■ Stored records ■
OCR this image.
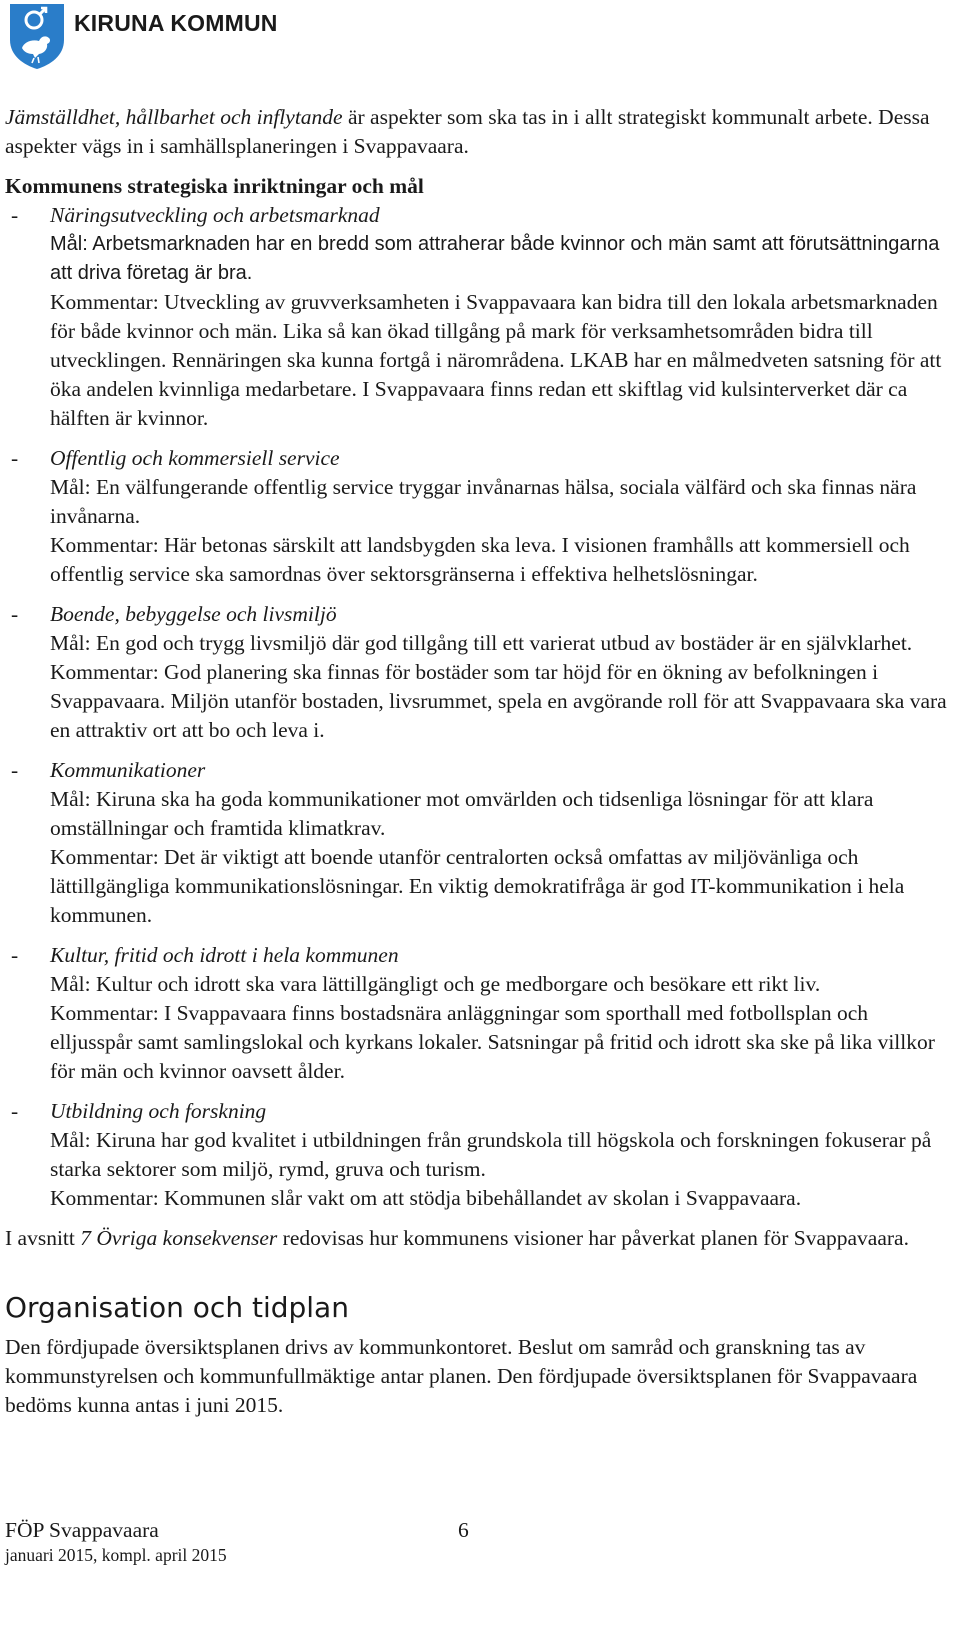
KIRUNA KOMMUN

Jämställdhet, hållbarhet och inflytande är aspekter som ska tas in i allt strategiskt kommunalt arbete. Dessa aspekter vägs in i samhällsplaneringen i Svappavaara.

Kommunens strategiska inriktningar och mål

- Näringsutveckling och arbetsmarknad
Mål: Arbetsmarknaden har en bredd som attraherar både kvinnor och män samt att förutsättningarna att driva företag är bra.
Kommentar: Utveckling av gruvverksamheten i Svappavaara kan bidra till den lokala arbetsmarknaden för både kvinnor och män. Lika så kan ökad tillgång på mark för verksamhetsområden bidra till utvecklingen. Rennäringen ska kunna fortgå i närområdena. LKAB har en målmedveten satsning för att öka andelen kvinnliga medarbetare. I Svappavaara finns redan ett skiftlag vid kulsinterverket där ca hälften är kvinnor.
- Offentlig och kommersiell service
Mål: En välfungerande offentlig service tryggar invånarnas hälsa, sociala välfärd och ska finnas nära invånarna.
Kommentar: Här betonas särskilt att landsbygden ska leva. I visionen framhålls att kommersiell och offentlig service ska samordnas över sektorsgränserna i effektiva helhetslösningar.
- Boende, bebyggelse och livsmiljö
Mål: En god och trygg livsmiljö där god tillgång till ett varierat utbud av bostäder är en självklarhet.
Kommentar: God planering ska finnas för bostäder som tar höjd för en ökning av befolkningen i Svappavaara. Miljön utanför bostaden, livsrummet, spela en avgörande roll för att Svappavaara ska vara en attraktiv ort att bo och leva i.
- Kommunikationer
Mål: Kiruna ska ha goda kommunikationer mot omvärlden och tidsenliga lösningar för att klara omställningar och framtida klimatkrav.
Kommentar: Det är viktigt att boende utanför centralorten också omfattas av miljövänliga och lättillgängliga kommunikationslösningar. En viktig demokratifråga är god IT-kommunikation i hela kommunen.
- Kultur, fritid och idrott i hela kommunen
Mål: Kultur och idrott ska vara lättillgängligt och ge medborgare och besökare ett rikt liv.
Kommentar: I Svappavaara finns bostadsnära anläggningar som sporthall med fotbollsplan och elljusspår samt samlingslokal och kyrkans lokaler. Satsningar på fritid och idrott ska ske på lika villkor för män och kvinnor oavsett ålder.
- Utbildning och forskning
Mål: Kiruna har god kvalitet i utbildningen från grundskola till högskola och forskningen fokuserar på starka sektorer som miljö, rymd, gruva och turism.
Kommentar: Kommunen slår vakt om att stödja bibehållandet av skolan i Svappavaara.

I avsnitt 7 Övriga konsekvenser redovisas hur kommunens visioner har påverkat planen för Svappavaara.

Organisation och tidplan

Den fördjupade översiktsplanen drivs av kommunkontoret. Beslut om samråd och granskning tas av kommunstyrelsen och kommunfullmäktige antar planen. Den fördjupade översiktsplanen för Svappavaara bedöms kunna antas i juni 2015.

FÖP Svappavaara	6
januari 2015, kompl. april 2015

■ What you should do ■
Print the records word for word and exclude any picture they hold.

■ Answer to the problem ■
OCR this image.
KIRUNA KOMMUN

Jämställdhet, hållbarhet och inflytande är aspekter som ska tas in i allt strategiskt kommunalt arbete. Dessa aspekter vägs in i samhällsplaneringen i Svappavaara.

Kommunens strategiska inriktningar och mål

- Näringsutveckling och arbetsmarknad
Mål: Arbetsmarknaden har en bredd som attraherar både kvinnor och män samt att förutsättningarna att driva företag är bra.
Kommentar: Utveckling av gruvverksamheten i Svappavaara kan bidra till den lokala arbetsmarknaden för både kvinnor och män. Lika så kan ökad tillgång på mark för verksamhetsområden bidra till utvecklingen. Rennäringen ska kunna fortgå i närområdena. LKAB har en målmedveten satsning för att öka andelen kvinnliga medarbetare. I Svappavaara finns redan ett skiftlag vid kulsinterverket där ca hälften är kvinnor.
- Offentlig och kommersiell service
Mål: En välfungerande offentlig service tryggar invånarnas hälsa, sociala välfärd och ska finnas nära invånarna.
Kommentar: Här betonas särskilt att landsbygden ska leva. I visionen framhålls att kommersiell och offentlig service ska samordnas över sektorsgränserna i effektiva helhetslösningar.
- Boende, bebyggelse och livsmiljö
Mål: En god och trygg livsmiljö där god tillgång till ett varierat utbud av bostäder är en självklarhet.
Kommentar: God planering ska finnas för bostäder som tar höjd för en ökning av befolkningen i Svappavaara. Miljön utanför bostaden, livsrummet, spela en avgörande roll för att Svappavaara ska vara en attraktiv ort att bo och leva i.
- Kommunikationer
Mål: Kiruna ska ha goda kommunikationer mot omvärlden och tidsenliga lösningar för att klara omställningar och framtida klimatkrav.
Kommentar: Det är viktigt att boende utanför centralorten också omfattas av miljövänliga och lättillgängliga kommunikationslösningar. En viktig demokratifråga är god IT-kommunikation i hela kommunen.
- Kultur, fritid och idrott i hela kommunen
Mål: Kultur och idrott ska vara lättillgängligt och ge medborgare och besökare ett rikt liv.
Kommentar: I Svappavaara finns bostadsnära anläggningar som sporthall med fotbollsplan och elljusspår samt samlingslokal och kyrkans lokaler. Satsningar på fritid och idrott ska ske på lika villkor för män och kvinnor oavsett ålder.
- Utbildning och forskning
Mål: Kiruna har god kvalitet i utbildningen från grundskola till högskola och forskningen fokuserar på starka sektorer som miljö, rymd, gruva och turism.
Kommentar: Kommunen slår vakt om att stödja bibehållandet av skolan i Svappavaara.

I avsnitt 7 Övriga konsekvenser redovisas hur kommunens visioner har påverkat planen för Svappavaara.

Organisation och tidplan

Den fördjupade översiktsplanen drivs av kommunkontoret. Beslut om samråd och granskning tas av kommunstyrelsen och kommunfullmäktige antar planen. Den fördjupade översiktsplanen för Svappavaara bedöms kunna antas i juni 2015.

FÖP Svappavaara	6
januari 2015, kompl. april 2015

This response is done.